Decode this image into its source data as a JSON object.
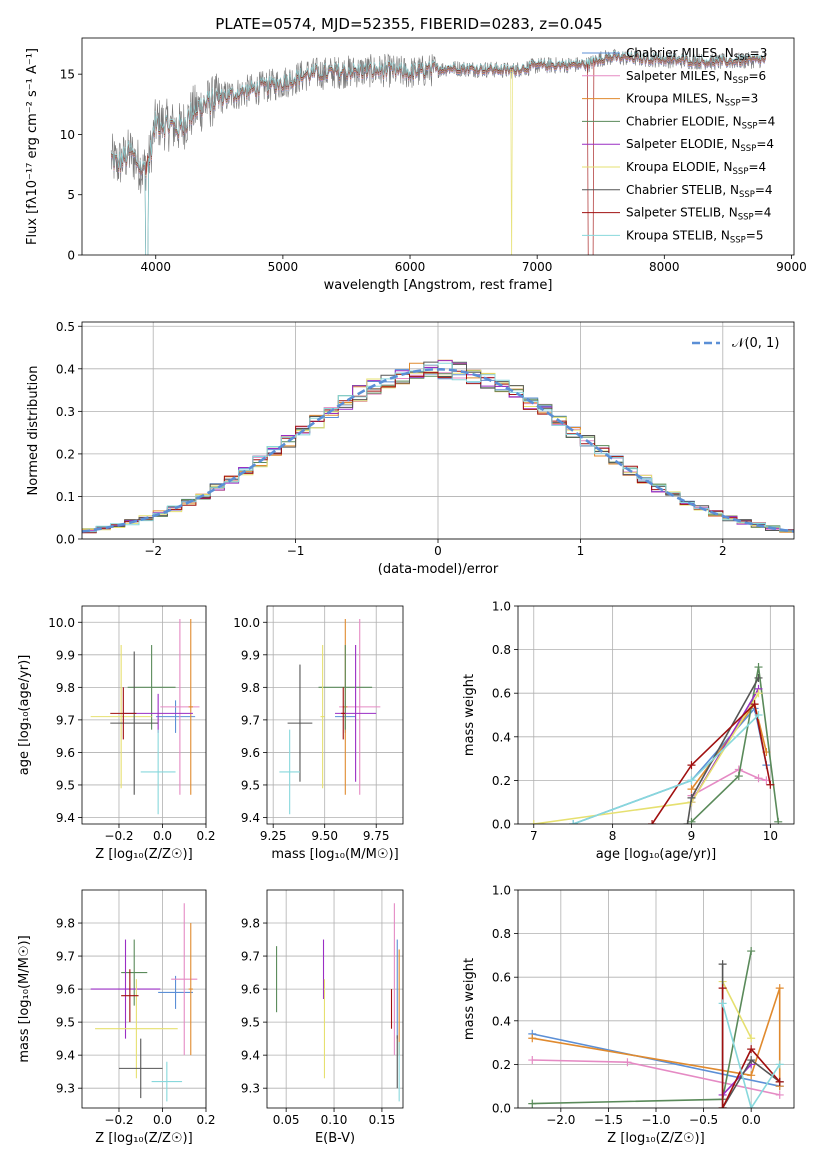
{
  "colors": {
    "Chabrier MILES": "#5b8fd6",
    "Salpeter MILES": "#e58ac4",
    "Kroupa MILES": "#e08a2e",
    "Chabrier ELODIE": "#5a8a5a",
    "Salpeter ELODIE": "#9a2ec4",
    "Kroupa ELODIE": "#e6e070",
    "Chabrier STELIB": "#555555",
    "Salpeter STELIB": "#a01010",
    "Kroupa STELIB": "#88d8dc"
  },
  "chart_data": [
    {
      "id": "spectrum",
      "type": "line",
      "title": "PLATE=0574, MJD=52355, FIBERID=0283, z=0.045",
      "xlabel": "wavelength [Angstrom, rest frame]",
      "ylabel": "Flux [fλ10⁻¹⁷ erg cm⁻² s⁻¹ A⁻¹]",
      "xlim": [
        3420,
        9020
      ],
      "ylim": [
        0,
        18
      ],
      "xticks": [
        4000,
        5000,
        6000,
        7000,
        8000,
        9000
      ],
      "yticks": [
        0,
        5,
        10,
        15
      ],
      "grid": false,
      "legend_position": "right",
      "x_range_data": [
        3650,
        8800
      ],
      "y_anchor_points": [
        [
          3650,
          8
        ],
        [
          3700,
          7.5
        ],
        [
          3800,
          8.5
        ],
        [
          3900,
          7
        ],
        [
          3950,
          8
        ],
        [
          4000,
          11
        ],
        [
          4200,
          10.5
        ],
        [
          4300,
          12
        ],
        [
          4500,
          13
        ],
        [
          4800,
          13.8
        ],
        [
          5000,
          14.3
        ],
        [
          5200,
          15
        ],
        [
          5500,
          15.2
        ],
        [
          5800,
          15.3
        ],
        [
          6000,
          15.1
        ],
        [
          6300,
          15.5
        ],
        [
          6600,
          15.4
        ],
        [
          6800,
          15.3
        ],
        [
          7000,
          15.7
        ],
        [
          7400,
          15.8
        ],
        [
          7500,
          16.3
        ],
        [
          7600,
          16.4
        ],
        [
          8000,
          16.2
        ],
        [
          8400,
          16.0
        ],
        [
          8800,
          16.2
        ]
      ],
      "legend": [
        {
          "name": "Chabrier MILES",
          "nssp": "3"
        },
        {
          "name": "Salpeter MILES",
          "nssp": "6"
        },
        {
          "name": "Kroupa MILES",
          "nssp": "3"
        },
        {
          "name": "Chabrier ELODIE",
          "nssp": "4"
        },
        {
          "name": "Salpeter ELODIE",
          "nssp": "4"
        },
        {
          "name": "Kroupa ELODIE",
          "nssp": "4"
        },
        {
          "name": "Chabrier STELIB",
          "nssp": "4"
        },
        {
          "name": "Salpeter STELIB",
          "nssp": "4"
        },
        {
          "name": "Kroupa STELIB",
          "nssp": "5"
        }
      ]
    },
    {
      "id": "residuals",
      "type": "line",
      "xlabel": "(data-model)/error",
      "ylabel": "Normed distribution",
      "xlim": [
        -2.5,
        2.5
      ],
      "ylim": [
        0,
        0.51
      ],
      "xticks": [
        -2,
        -1,
        0,
        1,
        2
      ],
      "yticks": [
        0.0,
        0.1,
        0.2,
        0.3,
        0.4,
        0.5
      ],
      "grid": true,
      "legend_position": "top-right",
      "legend": [
        {
          "name": "𝒩(0, 1)"
        }
      ],
      "bin_width": 0.1,
      "series_note": "step histograms, one per model"
    },
    {
      "id": "age_vs_Z",
      "type": "scatter",
      "xlabel": "Z [log₁₀(Z/Z☉)]",
      "ylabel": "age [log₁₀(age/yr)]",
      "xlim": [
        -0.37,
        0.2
      ],
      "ylim": [
        9.38,
        10.05
      ],
      "xticks": [
        -0.2,
        0.0,
        0.2
      ],
      "yticks": [
        9.4,
        9.5,
        9.6,
        9.7,
        9.8,
        9.9,
        10.0
      ],
      "grid": true,
      "points": [
        {
          "model": "Chabrier MILES",
          "x": 0.06,
          "y": 9.71,
          "xerr": 0.09,
          "yerr": 0.05
        },
        {
          "model": "Salpeter MILES",
          "x": 0.08,
          "y": 9.74,
          "xerr": 0.09,
          "yerr": 0.27
        },
        {
          "model": "Kroupa MILES",
          "x": 0.13,
          "y": 9.74,
          "xerr": 0.01,
          "yerr": 0.27
        },
        {
          "model": "Chabrier ELODIE",
          "x": -0.05,
          "y": 9.8,
          "xerr": 0.11,
          "yerr": 0.13
        },
        {
          "model": "Salpeter ELODIE",
          "x": -0.02,
          "y": 9.72,
          "xerr": 0.16,
          "yerr": 0.06
        },
        {
          "model": "Kroupa ELODIE",
          "x": -0.19,
          "y": 9.71,
          "xerr": 0.14,
          "yerr": 0.22
        },
        {
          "model": "Chabrier STELIB",
          "x": -0.13,
          "y": 9.69,
          "xerr": 0.11,
          "yerr": 0.22
        },
        {
          "model": "Salpeter STELIB",
          "x": -0.18,
          "y": 9.72,
          "xerr": 0.06,
          "yerr": 0.08
        },
        {
          "model": "Kroupa STELIB",
          "x": -0.02,
          "y": 9.54,
          "xerr": 0.08,
          "yerr": 0.13
        }
      ]
    },
    {
      "id": "age_vs_mass",
      "type": "scatter",
      "xlabel": "mass [log₁₀(M/M☉)]",
      "ylabel": "",
      "xlim": [
        9.22,
        9.88
      ],
      "ylim": [
        9.38,
        10.05
      ],
      "xticks": [
        9.25,
        9.5,
        9.75
      ],
      "yticks": [
        9.4,
        9.5,
        9.6,
        9.7,
        9.8,
        9.9,
        10.0
      ],
      "grid": true,
      "points": [
        {
          "model": "Chabrier MILES",
          "x": 9.6,
          "y": 9.71,
          "xerr": 0.05,
          "yerr": 0.05
        },
        {
          "model": "Salpeter MILES",
          "x": 9.67,
          "y": 9.74,
          "xerr": 0.1,
          "yerr": 0.27
        },
        {
          "model": "Kroupa MILES",
          "x": 9.6,
          "y": 9.74,
          "xerr": 0.01,
          "yerr": 0.27
        },
        {
          "model": "Chabrier ELODIE",
          "x": 9.6,
          "y": 9.8,
          "xerr": 0.13,
          "yerr": 0.13
        },
        {
          "model": "Salpeter ELODIE",
          "x": 9.65,
          "y": 9.72,
          "xerr": 0.1,
          "yerr": 0.21
        },
        {
          "model": "Kroupa ELODIE",
          "x": 9.49,
          "y": 9.71,
          "xerr": 0.01,
          "yerr": 0.22
        },
        {
          "model": "Chabrier STELIB",
          "x": 9.38,
          "y": 9.69,
          "xerr": 0.06,
          "yerr": 0.18
        },
        {
          "model": "Salpeter STELIB",
          "x": 9.59,
          "y": 9.72,
          "xerr": 0.01,
          "yerr": 0.08
        },
        {
          "model": "Kroupa STELIB",
          "x": 9.33,
          "y": 9.54,
          "xerr": 0.05,
          "yerr": 0.13
        }
      ]
    },
    {
      "id": "weight_vs_age",
      "type": "line",
      "xlabel": "age [log₁₀(age/yr)]",
      "ylabel": "mass weight",
      "xlim": [
        6.8,
        10.3
      ],
      "ylim": [
        0,
        1.0
      ],
      "xticks": [
        7,
        8,
        9,
        10
      ],
      "yticks": [
        0.0,
        0.2,
        0.4,
        0.6,
        0.8,
        1.0
      ],
      "grid": true,
      "series": [
        {
          "model": "Chabrier MILES",
          "points": [
            [
              7.5,
              0.0
            ],
            [
              9.0,
              0.2
            ],
            [
              9.8,
              0.53
            ],
            [
              9.95,
              0.27
            ]
          ]
        },
        {
          "model": "Salpeter MILES",
          "points": [
            [
              9.0,
              0.13
            ],
            [
              9.6,
              0.25
            ],
            [
              9.85,
              0.21
            ],
            [
              9.95,
              0.2
            ]
          ]
        },
        {
          "model": "Kroupa MILES",
          "points": [
            [
              9.0,
              0.16
            ],
            [
              9.8,
              0.55
            ],
            [
              9.95,
              0.33
            ]
          ]
        },
        {
          "model": "Chabrier ELODIE",
          "points": [
            [
              9.0,
              0.01
            ],
            [
              9.6,
              0.22
            ],
            [
              9.85,
              0.72
            ],
            [
              10.1,
              0.01
            ]
          ]
        },
        {
          "model": "Salpeter ELODIE",
          "points": [
            [
              9.0,
              0.1
            ],
            [
              9.85,
              0.62
            ]
          ]
        },
        {
          "model": "Kroupa ELODIE",
          "points": [
            [
              7.0,
              0.0
            ],
            [
              9.0,
              0.1
            ],
            [
              9.85,
              0.6
            ]
          ]
        },
        {
          "model": "Chabrier STELIB",
          "points": [
            [
              8.95,
              0.0
            ],
            [
              9.0,
              0.12
            ],
            [
              9.85,
              0.67
            ]
          ]
        },
        {
          "model": "Salpeter STELIB",
          "points": [
            [
              8.5,
              0.0
            ],
            [
              9.0,
              0.27
            ],
            [
              9.8,
              0.55
            ],
            [
              10.0,
              0.18
            ]
          ]
        },
        {
          "model": "Kroupa STELIB",
          "points": [
            [
              7.5,
              0.0
            ],
            [
              9.0,
              0.2
            ],
            [
              9.85,
              0.5
            ]
          ]
        }
      ]
    },
    {
      "id": "mass_vs_Z",
      "type": "scatter",
      "xlabel": "Z [log₁₀(Z/Z☉)]",
      "ylabel": "mass [log₁₀(M/M☉)]",
      "xlim": [
        -0.37,
        0.2
      ],
      "ylim": [
        9.24,
        9.9
      ],
      "xticks": [
        -0.2,
        0.0,
        0.2
      ],
      "yticks": [
        9.3,
        9.4,
        9.5,
        9.6,
        9.7,
        9.8
      ],
      "grid": true,
      "points": [
        {
          "model": "Chabrier MILES",
          "x": 0.06,
          "y": 9.59,
          "xerr": 0.08,
          "yerr": 0.05
        },
        {
          "model": "Salpeter MILES",
          "x": 0.1,
          "y": 9.63,
          "xerr": 0.06,
          "yerr": 0.23
        },
        {
          "model": "Kroupa MILES",
          "x": 0.13,
          "y": 9.6,
          "xerr": 0.01,
          "yerr": 0.2
        },
        {
          "model": "Chabrier ELODIE",
          "x": -0.13,
          "y": 9.65,
          "xerr": 0.06,
          "yerr": 0.1
        },
        {
          "model": "Salpeter ELODIE",
          "x": -0.17,
          "y": 9.6,
          "xerr": 0.16,
          "yerr": 0.15
        },
        {
          "model": "Kroupa ELODIE",
          "x": -0.12,
          "y": 9.48,
          "xerr": 0.19,
          "yerr": 0.15
        },
        {
          "model": "Chabrier STELIB",
          "x": -0.1,
          "y": 9.36,
          "xerr": 0.1,
          "yerr": 0.09
        },
        {
          "model": "Salpeter STELIB",
          "x": -0.15,
          "y": 9.58,
          "xerr": 0.04,
          "yerr": 0.08
        },
        {
          "model": "Kroupa STELIB",
          "x": 0.02,
          "y": 9.32,
          "xerr": 0.07,
          "yerr": 0.06
        }
      ]
    },
    {
      "id": "mass_vs_ebv",
      "type": "scatter",
      "xlabel": "E(B-V)",
      "ylabel": "",
      "xlim": [
        0.03,
        0.172
      ],
      "ylim": [
        9.24,
        9.9
      ],
      "xticks": [
        0.05,
        0.1,
        0.15
      ],
      "yticks": [
        9.3,
        9.4,
        9.5,
        9.6,
        9.7,
        9.8
      ],
      "grid": true,
      "points": [
        {
          "model": "Chabrier MILES",
          "x": 0.166,
          "y": 9.6,
          "xerr": 0.0,
          "yerr": 0.15
        },
        {
          "model": "Salpeter MILES",
          "x": 0.163,
          "y": 9.63,
          "xerr": 0.0,
          "yerr": 0.23
        },
        {
          "model": "Kroupa MILES",
          "x": 0.168,
          "y": 9.56,
          "xerr": 0.0,
          "yerr": 0.16
        },
        {
          "model": "Chabrier ELODIE",
          "x": 0.04,
          "y": 9.63,
          "xerr": 0.0,
          "yerr": 0.1
        },
        {
          "model": "Salpeter ELODIE",
          "x": 0.089,
          "y": 9.66,
          "xerr": 0.0,
          "yerr": 0.09
        },
        {
          "model": "Kroupa ELODIE",
          "x": 0.09,
          "y": 9.48,
          "xerr": 0.0,
          "yerr": 0.15
        },
        {
          "model": "Chabrier STELIB",
          "x": 0.166,
          "y": 9.38,
          "xerr": 0.0,
          "yerr": 0.08
        },
        {
          "model": "Salpeter STELIB",
          "x": 0.16,
          "y": 9.54,
          "xerr": 0.0,
          "yerr": 0.06
        },
        {
          "model": "Kroupa STELIB",
          "x": 0.168,
          "y": 9.35,
          "xerr": 0.0,
          "yerr": 0.09
        }
      ]
    },
    {
      "id": "weight_vs_Z",
      "type": "line",
      "xlabel": "Z [log₁₀(Z/Z☉)]",
      "ylabel": "mass weight",
      "xlim": [
        -2.45,
        0.45
      ],
      "ylim": [
        0,
        1.0
      ],
      "xticks": [
        -2.0,
        -1.5,
        -1.0,
        -0.5,
        0.0
      ],
      "yticks": [
        0.0,
        0.2,
        0.4,
        0.6,
        0.8,
        1.0
      ],
      "grid": true,
      "series": [
        {
          "model": "Chabrier MILES",
          "points": [
            [
              -2.3,
              0.34
            ],
            [
              0.3,
              0.1
            ]
          ]
        },
        {
          "model": "Salpeter MILES",
          "points": [
            [
              -2.3,
              0.22
            ],
            [
              -1.3,
              0.21
            ],
            [
              0.3,
              0.06
            ]
          ]
        },
        {
          "model": "Kroupa MILES",
          "points": [
            [
              -2.3,
              0.32
            ],
            [
              0.0,
              0.15
            ],
            [
              0.3,
              0.55
            ],
            [
              0.3,
              0.1
            ]
          ]
        },
        {
          "model": "Chabrier ELODIE",
          "points": [
            [
              -2.3,
              0.02
            ],
            [
              -0.3,
              0.04
            ],
            [
              0.0,
              0.72
            ]
          ]
        },
        {
          "model": "Salpeter ELODIE",
          "points": [
            [
              -0.3,
              0.06
            ],
            [
              0.0,
              0.2
            ]
          ]
        },
        {
          "model": "Kroupa ELODIE",
          "points": [
            [
              -0.3,
              0.58
            ],
            [
              0.0,
              0.32
            ]
          ]
        },
        {
          "model": "Chabrier STELIB",
          "points": [
            [
              -0.3,
              0.66
            ],
            [
              -0.3,
              0.0
            ],
            [
              0.0,
              0.22
            ],
            [
              0.3,
              0.12
            ]
          ]
        },
        {
          "model": "Salpeter STELIB",
          "points": [
            [
              -0.3,
              0.55
            ],
            [
              -0.3,
              0.0
            ],
            [
              0.0,
              0.27
            ],
            [
              0.3,
              0.12
            ]
          ]
        },
        {
          "model": "Kroupa STELIB",
          "points": [
            [
              -0.3,
              0.48
            ],
            [
              0.0,
              0.0
            ],
            [
              0.3,
              0.2
            ]
          ]
        }
      ]
    }
  ]
}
::::::::::
Directive:
Where a line above contains the string "xlabel", copy that line.

Exercise answer:
      "xlabel": "wavelength [Angstrom, rest frame]",
      "xlabel": "(data-model)/error",
      "xlabel": "Z [log₁₀(Z/Z☉)]",
      "xlabel": "mass [log₁₀(M/M☉)]",
      "xlabel": "age [log₁₀(age/yr)]",
      "xlabel": "Z [log₁₀(Z/Z☉)]",
      "xlabel": "E(B-V)",
      "xlabel": "Z [log₁₀(Z/Z☉)]",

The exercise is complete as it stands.